### Задание A
Воспроизведите без изменений часть отрывка между словами «Мы листали страницы» и «случайным владельцем произведения.» включительно.

### Отрывок
#####

Величайшие подделки, грабежи и хищения произведений искусства — страница 55 из 64

Произошла встреча у портрета — сухой подтянутой женщины, удивительно похожей на изображение матери, и маленькой суетливой старушки — Марии Михайловны, написавшей письмо.

«Когда мы видели у Танюши такое выражение с застывшим взглядом, знали, что она на кого-то сердится…Портрет мне казался менее темным, зеленоватым и более… я бы сказала… южным…»

Ираида Львовна Стахевич обратила внимание спутницы на подпись и дату на холсте: «В.Шухаев. 1913 год».

«Да, да, — растерянно откликнулась петербурженка. — Это более чем странно… В это время Танюша не могла позировать Шухаеву. Мы были друзьями до его отъезда на пенсионство в Италию и потом больше не встречались. Правда… возможно, если художник к нему еще раз возвращался и позднее подписал… А вы, — она обернулась, — не знаете об этом, мог ли он дописывать портрет?»

Мы листали страницы старинного альбома с семейными фотографиями, пока мой взгляд не остановился на фотографии Карпинской в широкополой шляпе и необычном наряде итальянок-горожанок начала столетия. Заметив мой интерес, Ираида Львовна любезно пояснила: «Это мама в Риме. Некоторое время перед войной 1914 года она там занималась раскопками форума и росписями Помпеи…»

И в истории с датами сразу что-то соединилось… ведь выпускник Академии художеств Василий Шухаев именно в 1914 предвоенном году получил стипендию для совершенствования мастерства в Риме.

Казалось, все факты встали на свои места, но не давала покоя история с появлением портрета на антикварном рынке Ленинграда. Его не было в тбилисской мастерской художника, его не было в коллекции портретируемой. Человек, принесший холст в комиссионный магазин, был явно случайным владельцем произведения.

#####

### Материал для задания

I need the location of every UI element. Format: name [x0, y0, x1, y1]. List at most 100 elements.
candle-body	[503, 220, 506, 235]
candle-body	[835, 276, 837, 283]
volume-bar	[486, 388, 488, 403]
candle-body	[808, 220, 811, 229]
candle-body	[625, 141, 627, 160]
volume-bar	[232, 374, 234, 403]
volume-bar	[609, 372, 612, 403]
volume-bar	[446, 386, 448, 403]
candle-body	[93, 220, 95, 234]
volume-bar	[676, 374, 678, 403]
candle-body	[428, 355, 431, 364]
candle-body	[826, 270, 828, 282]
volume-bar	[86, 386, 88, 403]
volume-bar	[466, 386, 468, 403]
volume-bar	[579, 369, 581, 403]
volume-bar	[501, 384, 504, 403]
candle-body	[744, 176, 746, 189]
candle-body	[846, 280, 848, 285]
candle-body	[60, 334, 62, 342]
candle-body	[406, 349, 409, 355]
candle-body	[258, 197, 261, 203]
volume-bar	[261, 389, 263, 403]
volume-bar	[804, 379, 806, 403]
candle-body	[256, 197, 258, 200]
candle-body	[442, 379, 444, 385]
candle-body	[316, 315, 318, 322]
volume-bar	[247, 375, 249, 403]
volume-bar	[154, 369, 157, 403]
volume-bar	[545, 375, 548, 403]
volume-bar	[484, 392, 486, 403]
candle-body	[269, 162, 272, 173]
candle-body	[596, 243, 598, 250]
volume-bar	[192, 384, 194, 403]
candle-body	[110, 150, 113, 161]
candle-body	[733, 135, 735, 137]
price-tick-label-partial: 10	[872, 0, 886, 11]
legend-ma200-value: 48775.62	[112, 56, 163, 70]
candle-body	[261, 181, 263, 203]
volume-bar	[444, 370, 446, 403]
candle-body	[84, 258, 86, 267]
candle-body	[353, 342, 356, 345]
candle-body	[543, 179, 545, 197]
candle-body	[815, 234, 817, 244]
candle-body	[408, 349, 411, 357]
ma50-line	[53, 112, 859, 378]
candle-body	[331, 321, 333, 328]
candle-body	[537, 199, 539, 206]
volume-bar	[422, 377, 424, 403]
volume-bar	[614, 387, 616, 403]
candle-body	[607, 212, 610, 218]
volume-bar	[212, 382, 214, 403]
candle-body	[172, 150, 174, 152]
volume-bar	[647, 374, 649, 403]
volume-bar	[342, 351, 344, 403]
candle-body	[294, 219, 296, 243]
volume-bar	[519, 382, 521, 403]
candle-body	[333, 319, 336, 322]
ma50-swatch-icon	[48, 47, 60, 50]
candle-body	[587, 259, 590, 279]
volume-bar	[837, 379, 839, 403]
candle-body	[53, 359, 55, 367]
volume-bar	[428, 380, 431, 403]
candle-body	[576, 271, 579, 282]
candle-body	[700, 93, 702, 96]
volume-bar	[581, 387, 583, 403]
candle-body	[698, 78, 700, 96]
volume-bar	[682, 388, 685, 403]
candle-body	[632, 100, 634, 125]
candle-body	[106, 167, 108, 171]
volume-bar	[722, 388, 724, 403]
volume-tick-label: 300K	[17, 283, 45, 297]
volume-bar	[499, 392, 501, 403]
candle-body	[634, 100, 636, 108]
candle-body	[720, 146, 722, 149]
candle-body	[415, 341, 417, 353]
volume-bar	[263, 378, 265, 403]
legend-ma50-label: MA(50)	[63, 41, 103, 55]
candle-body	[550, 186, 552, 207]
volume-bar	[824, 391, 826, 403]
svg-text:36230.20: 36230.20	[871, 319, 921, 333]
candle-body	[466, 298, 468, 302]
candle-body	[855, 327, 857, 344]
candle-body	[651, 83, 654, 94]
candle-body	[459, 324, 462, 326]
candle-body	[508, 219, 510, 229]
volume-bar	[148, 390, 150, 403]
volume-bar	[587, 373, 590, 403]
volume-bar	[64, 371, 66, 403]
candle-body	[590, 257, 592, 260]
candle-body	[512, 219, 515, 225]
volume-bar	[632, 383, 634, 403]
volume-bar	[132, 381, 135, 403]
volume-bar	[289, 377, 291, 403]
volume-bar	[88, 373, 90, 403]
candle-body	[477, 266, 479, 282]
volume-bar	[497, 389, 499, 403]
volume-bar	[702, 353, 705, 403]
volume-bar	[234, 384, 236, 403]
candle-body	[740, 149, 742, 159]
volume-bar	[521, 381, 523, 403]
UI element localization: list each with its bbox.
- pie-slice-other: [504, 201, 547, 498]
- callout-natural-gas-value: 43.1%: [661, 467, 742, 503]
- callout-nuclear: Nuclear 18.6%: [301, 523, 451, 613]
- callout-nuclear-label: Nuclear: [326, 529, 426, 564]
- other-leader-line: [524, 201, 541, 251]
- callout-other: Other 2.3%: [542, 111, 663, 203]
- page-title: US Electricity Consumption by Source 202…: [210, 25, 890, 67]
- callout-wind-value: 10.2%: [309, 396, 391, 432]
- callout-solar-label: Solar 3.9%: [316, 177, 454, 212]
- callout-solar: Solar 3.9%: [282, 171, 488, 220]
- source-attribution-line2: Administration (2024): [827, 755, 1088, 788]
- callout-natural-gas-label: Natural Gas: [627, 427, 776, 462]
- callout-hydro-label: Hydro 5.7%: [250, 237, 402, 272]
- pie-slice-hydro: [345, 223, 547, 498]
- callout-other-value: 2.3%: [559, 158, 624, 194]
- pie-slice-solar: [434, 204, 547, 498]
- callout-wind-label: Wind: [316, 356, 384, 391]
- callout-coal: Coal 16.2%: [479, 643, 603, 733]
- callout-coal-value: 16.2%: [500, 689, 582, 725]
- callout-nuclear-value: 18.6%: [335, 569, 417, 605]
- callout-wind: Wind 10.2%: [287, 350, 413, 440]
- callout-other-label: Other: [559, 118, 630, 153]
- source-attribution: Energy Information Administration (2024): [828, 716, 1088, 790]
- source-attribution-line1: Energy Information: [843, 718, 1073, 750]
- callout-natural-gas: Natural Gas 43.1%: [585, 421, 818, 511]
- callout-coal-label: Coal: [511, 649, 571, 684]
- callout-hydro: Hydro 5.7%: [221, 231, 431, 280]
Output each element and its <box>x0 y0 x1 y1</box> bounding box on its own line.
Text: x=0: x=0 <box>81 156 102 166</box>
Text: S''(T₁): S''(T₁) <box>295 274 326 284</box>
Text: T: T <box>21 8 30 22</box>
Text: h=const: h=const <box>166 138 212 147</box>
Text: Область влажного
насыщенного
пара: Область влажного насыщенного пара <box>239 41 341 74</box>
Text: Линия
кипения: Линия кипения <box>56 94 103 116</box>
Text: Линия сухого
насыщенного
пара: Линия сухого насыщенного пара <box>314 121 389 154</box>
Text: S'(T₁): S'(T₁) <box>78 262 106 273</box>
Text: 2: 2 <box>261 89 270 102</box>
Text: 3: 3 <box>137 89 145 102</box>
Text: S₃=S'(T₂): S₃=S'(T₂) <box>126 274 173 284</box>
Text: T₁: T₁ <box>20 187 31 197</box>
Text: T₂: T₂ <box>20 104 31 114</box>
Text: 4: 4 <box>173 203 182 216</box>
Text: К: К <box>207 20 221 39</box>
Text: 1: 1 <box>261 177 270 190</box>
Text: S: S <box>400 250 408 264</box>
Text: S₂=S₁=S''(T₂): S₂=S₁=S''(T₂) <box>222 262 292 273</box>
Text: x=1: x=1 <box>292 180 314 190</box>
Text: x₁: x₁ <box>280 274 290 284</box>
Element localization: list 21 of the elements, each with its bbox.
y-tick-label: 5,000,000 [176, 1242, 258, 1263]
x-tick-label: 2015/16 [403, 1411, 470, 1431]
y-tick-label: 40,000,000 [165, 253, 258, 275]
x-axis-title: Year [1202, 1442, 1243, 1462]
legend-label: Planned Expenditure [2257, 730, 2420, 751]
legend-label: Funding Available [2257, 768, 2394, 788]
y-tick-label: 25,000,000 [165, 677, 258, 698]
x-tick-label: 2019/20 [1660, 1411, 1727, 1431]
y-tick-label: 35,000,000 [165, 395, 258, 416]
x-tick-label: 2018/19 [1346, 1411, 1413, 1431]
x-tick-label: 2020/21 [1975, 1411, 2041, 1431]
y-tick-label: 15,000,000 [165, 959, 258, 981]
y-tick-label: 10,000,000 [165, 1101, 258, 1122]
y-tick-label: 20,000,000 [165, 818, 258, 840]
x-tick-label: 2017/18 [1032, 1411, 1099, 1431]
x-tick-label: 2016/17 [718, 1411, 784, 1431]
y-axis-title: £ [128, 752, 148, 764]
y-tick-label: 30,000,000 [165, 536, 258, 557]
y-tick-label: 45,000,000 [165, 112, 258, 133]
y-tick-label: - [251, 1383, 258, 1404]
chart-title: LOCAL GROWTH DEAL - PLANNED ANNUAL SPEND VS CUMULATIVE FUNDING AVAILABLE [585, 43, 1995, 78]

#####

### Задание B
Укажите все строки записей, в которых встречается слово «Information». Регистр букв учитывается.

### Письменный ответ A
Мы листали страницы старинного альбома с семейными фотографиями, пока мой взгляд не остановился на фотографии Карпинской в широкополой шляпе и необычном наряде итальянок-горожанок начала столетия. Заметив мой интерес, Ираида Львовна любезно пояснила: «Это мама в Риме. Некоторое время перед войной 1914 года она там занималась раскопками форума и росписями Помпеи…»

И в истории с датами сразу что-то соединилось… ведь выпускник Академии художеств Василий Шухаев именно в 1914 предвоенном году получил стипендию для совершенствования мастерства в Риме.

Казалось, все факты встали на свои места, но не давала покоя история с появлением портрета на антикварном рынке Ленинграда. Его не было в тбилисской мастерской художника, его не было в коллекции портретируемой. Человек, принесший холст в комиссионный магазин, был явно случайным владельцем произведения.

### Письменный ответ B
- source-attribution: Energy Information Administration (2024): [828, 716, 1088, 790]
- source-attribution-line1: Energy Information: [843, 718, 1073, 750]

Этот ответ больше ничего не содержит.